■ Records for this exercise

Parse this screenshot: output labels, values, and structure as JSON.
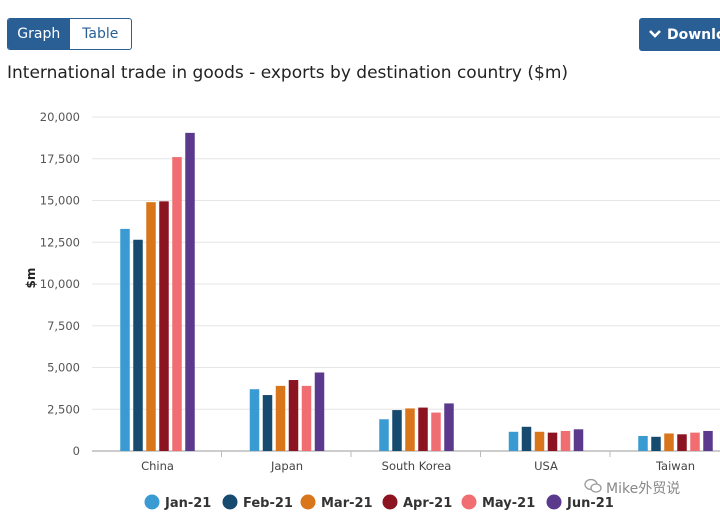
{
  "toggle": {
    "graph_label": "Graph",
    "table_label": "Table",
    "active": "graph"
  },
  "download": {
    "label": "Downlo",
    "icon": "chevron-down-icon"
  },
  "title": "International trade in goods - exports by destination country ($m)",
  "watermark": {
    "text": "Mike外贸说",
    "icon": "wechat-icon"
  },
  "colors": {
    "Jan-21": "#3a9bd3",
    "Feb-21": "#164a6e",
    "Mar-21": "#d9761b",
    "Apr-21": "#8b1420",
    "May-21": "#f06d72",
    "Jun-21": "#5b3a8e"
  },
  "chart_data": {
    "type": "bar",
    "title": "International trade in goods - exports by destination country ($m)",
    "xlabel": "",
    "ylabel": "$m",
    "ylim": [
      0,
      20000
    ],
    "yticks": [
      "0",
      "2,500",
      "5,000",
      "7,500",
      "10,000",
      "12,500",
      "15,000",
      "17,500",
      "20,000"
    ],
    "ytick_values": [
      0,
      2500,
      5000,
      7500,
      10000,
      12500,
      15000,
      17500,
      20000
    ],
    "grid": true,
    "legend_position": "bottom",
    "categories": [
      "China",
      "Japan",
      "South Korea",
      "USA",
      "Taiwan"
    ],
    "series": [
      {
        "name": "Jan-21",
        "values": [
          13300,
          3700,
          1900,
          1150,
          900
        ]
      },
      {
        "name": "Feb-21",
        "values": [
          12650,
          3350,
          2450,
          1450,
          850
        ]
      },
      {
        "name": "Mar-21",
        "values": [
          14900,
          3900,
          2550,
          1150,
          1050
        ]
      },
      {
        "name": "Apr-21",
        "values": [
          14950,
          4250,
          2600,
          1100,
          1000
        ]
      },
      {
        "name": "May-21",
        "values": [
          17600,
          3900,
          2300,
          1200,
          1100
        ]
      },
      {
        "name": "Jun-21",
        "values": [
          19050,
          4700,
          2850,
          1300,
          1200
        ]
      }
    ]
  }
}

■ Your goal
Repeat the listing above exactly, with no pictures.

■ Worked solution
Parse this screenshot: output labels, values, and structure as JSON.
{
  "toggle": {
    "graph_label": "Graph",
    "table_label": "Table",
    "active": "graph"
  },
  "download": {
    "label": "Downlo",
    "icon": "chevron-down-icon"
  },
  "title": "International trade in goods - exports by destination country ($m)",
  "watermark": {
    "text": "Mike外贸说",
    "icon": "wechat-icon"
  },
  "colors": {
    "Jan-21": "#3a9bd3",
    "Feb-21": "#164a6e",
    "Mar-21": "#d9761b",
    "Apr-21": "#8b1420",
    "May-21": "#f06d72",
    "Jun-21": "#5b3a8e"
  },
  "chart_data": {
    "type": "bar",
    "title": "International trade in goods - exports by destination country ($m)",
    "xlabel": "",
    "ylabel": "$m",
    "ylim": [
      0,
      20000
    ],
    "yticks": [
      "0",
      "2,500",
      "5,000",
      "7,500",
      "10,000",
      "12,500",
      "15,000",
      "17,500",
      "20,000"
    ],
    "ytick_values": [
      0,
      2500,
      5000,
      7500,
      10000,
      12500,
      15000,
      17500,
      20000
    ],
    "grid": true,
    "legend_position": "bottom",
    "categories": [
      "China",
      "Japan",
      "South Korea",
      "USA",
      "Taiwan"
    ],
    "series": [
      {
        "name": "Jan-21",
        "values": [
          13300,
          3700,
          1900,
          1150,
          900
        ]
      },
      {
        "name": "Feb-21",
        "values": [
          12650,
          3350,
          2450,
          1450,
          850
        ]
      },
      {
        "name": "Mar-21",
        "values": [
          14900,
          3900,
          2550,
          1150,
          1050
        ]
      },
      {
        "name": "Apr-21",
        "values": [
          14950,
          4250,
          2600,
          1100,
          1000
        ]
      },
      {
        "name": "May-21",
        "values": [
          17600,
          3900,
          2300,
          1200,
          1100
        ]
      },
      {
        "name": "Jun-21",
        "values": [
          19050,
          4700,
          2850,
          1300,
          1200
        ]
      }
    ]
  }
}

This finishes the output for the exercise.